— START OF SUPPLIED ENTRIES —
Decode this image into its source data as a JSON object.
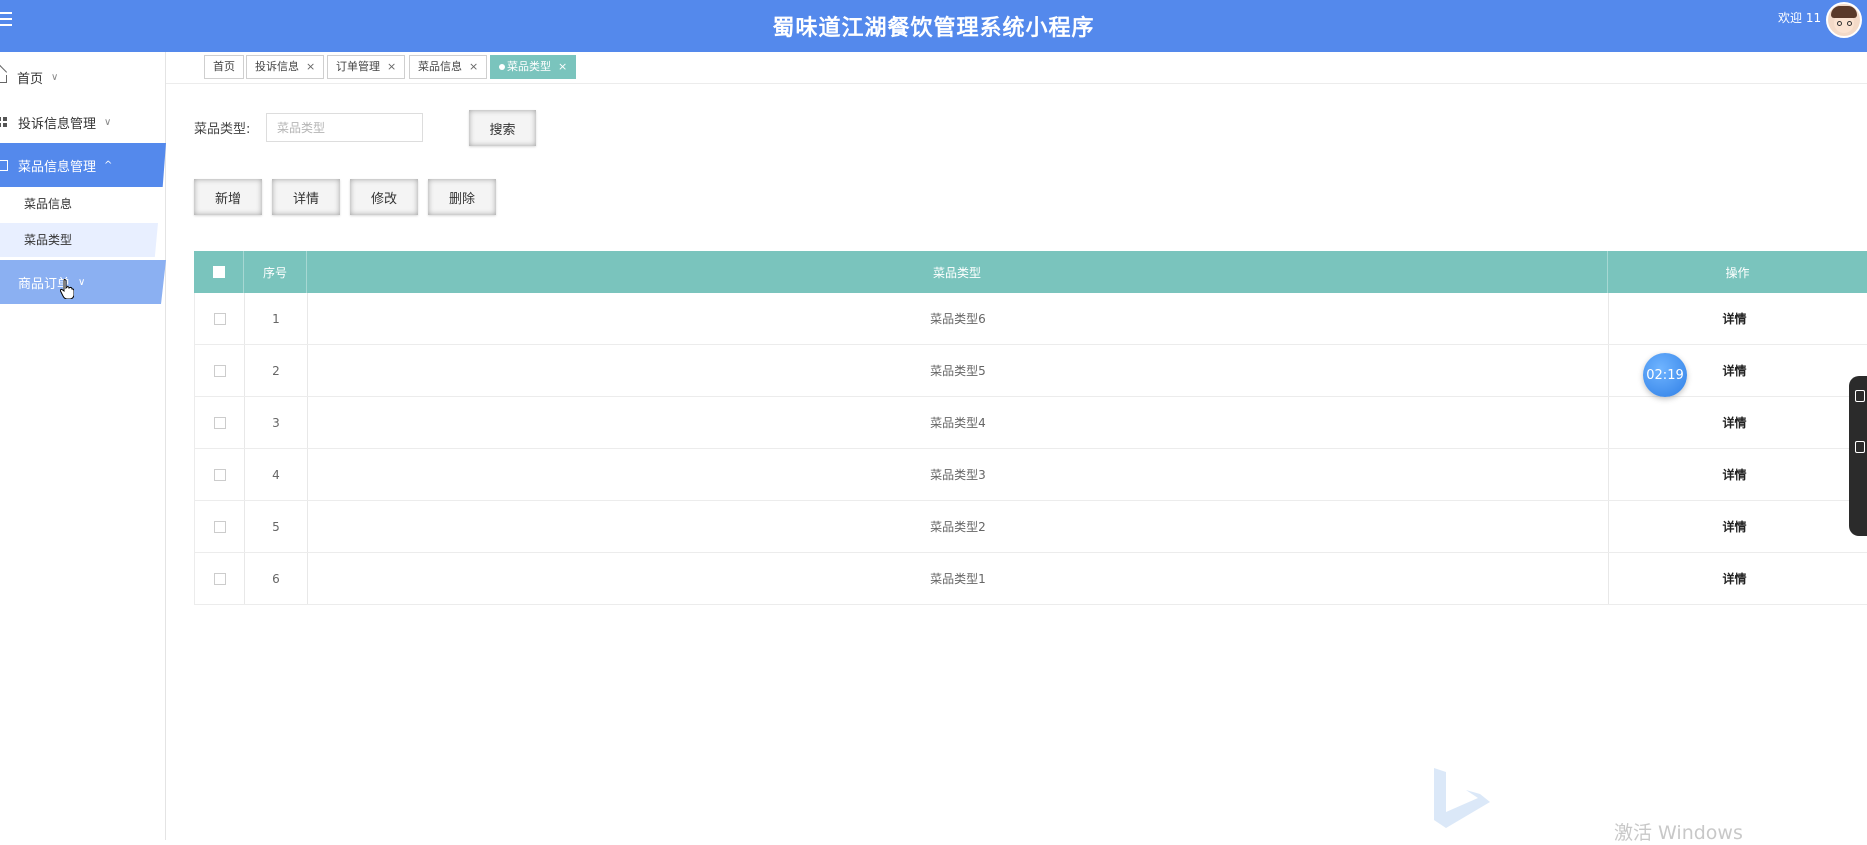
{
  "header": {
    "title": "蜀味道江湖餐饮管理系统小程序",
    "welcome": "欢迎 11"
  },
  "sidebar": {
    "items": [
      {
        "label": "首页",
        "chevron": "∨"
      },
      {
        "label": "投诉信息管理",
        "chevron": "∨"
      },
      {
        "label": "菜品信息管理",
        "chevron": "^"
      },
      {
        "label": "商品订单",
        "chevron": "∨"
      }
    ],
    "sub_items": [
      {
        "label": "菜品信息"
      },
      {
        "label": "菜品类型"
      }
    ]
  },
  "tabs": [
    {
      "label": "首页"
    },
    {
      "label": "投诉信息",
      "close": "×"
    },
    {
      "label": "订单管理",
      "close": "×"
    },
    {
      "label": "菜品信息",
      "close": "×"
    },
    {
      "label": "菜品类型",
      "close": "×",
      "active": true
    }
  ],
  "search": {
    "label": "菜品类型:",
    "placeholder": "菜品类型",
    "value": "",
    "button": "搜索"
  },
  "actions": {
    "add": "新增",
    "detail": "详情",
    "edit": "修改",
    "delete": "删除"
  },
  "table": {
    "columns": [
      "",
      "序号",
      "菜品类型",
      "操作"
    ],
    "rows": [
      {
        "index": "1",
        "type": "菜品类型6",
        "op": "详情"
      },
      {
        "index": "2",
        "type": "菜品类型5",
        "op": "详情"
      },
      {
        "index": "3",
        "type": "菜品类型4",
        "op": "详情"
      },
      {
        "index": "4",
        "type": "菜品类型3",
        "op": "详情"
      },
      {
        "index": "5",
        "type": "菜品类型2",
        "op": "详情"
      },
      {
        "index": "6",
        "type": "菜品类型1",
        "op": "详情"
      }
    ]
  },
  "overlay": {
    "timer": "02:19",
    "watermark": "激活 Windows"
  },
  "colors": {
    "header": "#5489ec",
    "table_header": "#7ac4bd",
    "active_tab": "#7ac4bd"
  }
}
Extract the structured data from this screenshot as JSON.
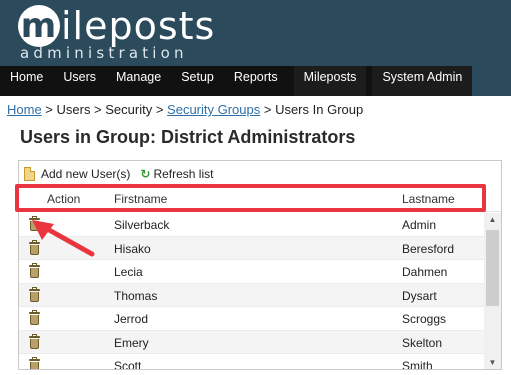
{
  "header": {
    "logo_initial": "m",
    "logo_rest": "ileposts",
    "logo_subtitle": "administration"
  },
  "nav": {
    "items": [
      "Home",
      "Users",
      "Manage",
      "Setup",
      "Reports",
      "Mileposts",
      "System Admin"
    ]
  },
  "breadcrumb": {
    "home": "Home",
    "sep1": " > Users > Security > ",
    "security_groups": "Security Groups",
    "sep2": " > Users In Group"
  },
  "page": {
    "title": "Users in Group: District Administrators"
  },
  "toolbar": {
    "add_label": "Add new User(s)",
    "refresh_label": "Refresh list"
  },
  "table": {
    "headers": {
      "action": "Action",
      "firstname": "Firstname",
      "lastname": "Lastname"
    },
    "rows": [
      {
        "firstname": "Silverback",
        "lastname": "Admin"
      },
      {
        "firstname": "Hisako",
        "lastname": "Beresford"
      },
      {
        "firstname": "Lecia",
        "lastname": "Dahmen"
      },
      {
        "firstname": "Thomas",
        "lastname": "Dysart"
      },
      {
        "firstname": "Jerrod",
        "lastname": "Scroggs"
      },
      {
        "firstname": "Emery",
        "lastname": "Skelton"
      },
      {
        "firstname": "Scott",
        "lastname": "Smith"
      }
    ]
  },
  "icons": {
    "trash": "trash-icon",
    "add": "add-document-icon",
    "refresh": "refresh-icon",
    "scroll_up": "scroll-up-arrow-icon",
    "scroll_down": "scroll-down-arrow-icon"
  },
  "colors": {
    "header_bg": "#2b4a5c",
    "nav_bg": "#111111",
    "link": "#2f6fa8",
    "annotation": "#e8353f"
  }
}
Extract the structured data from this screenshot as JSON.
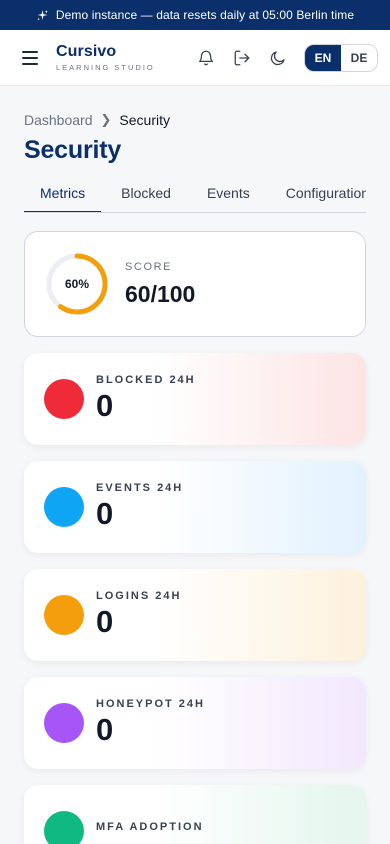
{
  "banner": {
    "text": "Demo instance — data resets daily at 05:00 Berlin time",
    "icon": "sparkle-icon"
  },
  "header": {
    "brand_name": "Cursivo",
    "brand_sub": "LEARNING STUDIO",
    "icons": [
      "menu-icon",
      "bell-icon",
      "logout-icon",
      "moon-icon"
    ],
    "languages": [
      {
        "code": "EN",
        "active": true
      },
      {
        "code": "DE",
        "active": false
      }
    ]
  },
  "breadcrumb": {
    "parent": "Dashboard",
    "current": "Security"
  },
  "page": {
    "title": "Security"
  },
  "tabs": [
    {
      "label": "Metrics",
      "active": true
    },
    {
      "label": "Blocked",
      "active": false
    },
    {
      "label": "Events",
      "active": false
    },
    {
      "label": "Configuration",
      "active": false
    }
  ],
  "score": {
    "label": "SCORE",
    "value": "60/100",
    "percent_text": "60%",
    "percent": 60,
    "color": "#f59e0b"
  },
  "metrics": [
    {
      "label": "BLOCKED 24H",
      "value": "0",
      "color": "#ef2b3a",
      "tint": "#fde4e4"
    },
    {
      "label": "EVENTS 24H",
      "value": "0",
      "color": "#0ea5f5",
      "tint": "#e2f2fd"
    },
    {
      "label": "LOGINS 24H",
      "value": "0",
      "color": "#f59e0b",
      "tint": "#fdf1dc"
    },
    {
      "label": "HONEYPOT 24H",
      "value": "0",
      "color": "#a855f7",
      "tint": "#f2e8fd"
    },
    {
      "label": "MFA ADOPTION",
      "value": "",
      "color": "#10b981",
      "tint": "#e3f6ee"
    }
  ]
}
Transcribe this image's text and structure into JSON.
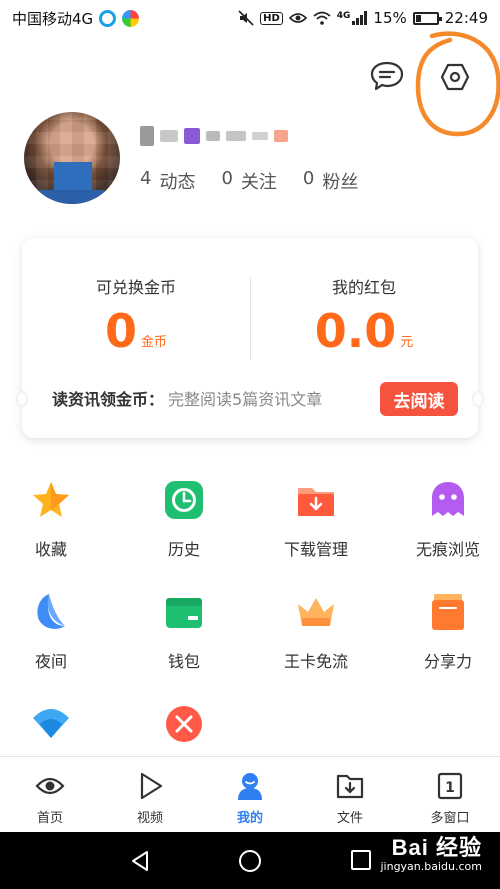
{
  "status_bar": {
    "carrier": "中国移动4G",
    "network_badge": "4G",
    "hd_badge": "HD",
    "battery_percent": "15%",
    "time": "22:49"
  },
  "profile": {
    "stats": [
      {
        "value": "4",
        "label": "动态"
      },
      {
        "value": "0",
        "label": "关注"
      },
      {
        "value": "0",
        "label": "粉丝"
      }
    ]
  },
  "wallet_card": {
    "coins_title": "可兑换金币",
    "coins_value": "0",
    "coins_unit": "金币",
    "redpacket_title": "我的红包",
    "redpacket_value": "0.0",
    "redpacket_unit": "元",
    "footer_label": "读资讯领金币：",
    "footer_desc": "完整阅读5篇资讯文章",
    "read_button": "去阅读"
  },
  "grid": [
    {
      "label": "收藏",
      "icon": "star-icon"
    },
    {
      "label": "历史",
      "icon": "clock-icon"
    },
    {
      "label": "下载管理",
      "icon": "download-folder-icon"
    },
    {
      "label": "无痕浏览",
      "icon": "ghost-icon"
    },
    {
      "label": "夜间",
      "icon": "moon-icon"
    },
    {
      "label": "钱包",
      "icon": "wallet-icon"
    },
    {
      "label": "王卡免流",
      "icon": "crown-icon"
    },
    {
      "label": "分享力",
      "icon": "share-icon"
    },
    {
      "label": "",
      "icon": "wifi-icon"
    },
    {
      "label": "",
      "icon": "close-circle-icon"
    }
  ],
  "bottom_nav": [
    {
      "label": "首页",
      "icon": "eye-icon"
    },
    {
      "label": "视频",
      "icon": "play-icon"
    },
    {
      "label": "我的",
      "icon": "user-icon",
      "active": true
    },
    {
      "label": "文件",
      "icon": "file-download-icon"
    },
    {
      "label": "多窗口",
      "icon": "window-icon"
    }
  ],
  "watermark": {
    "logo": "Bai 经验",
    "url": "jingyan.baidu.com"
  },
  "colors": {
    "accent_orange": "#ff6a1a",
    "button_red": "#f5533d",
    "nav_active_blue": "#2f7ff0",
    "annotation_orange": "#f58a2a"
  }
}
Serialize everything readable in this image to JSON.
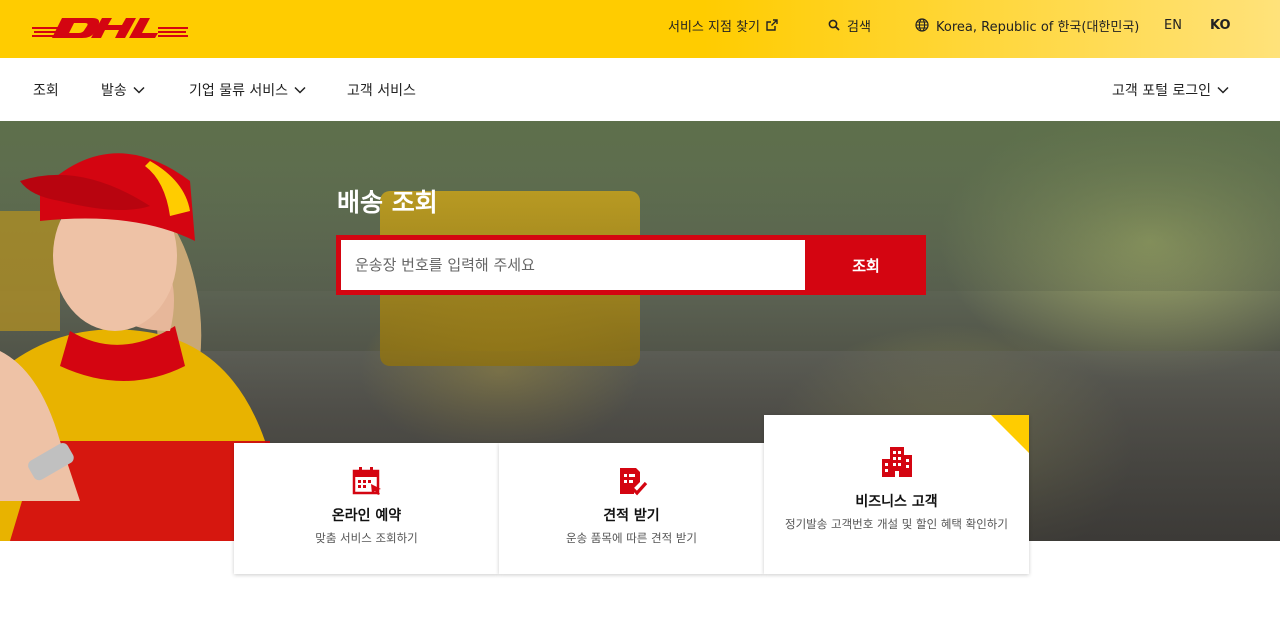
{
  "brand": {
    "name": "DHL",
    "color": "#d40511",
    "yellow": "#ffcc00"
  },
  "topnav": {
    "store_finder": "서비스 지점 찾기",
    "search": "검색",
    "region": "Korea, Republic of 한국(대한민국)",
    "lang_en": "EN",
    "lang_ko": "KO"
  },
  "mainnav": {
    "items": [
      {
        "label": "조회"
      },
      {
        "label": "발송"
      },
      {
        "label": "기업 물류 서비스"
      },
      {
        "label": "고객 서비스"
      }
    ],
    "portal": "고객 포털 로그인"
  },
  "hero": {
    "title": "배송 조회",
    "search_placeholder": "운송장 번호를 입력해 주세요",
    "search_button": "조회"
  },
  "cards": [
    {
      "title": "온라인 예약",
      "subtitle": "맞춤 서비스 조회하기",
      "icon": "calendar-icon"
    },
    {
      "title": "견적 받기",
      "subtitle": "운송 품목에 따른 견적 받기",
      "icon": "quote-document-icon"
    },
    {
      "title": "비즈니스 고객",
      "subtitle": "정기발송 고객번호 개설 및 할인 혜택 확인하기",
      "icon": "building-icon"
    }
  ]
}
— END OF SUPPLIED ENTRIES —
How many lines in the data contain the string "image"? Respond with the number only.

:: SOLUTION FOR THIS TASK ::
3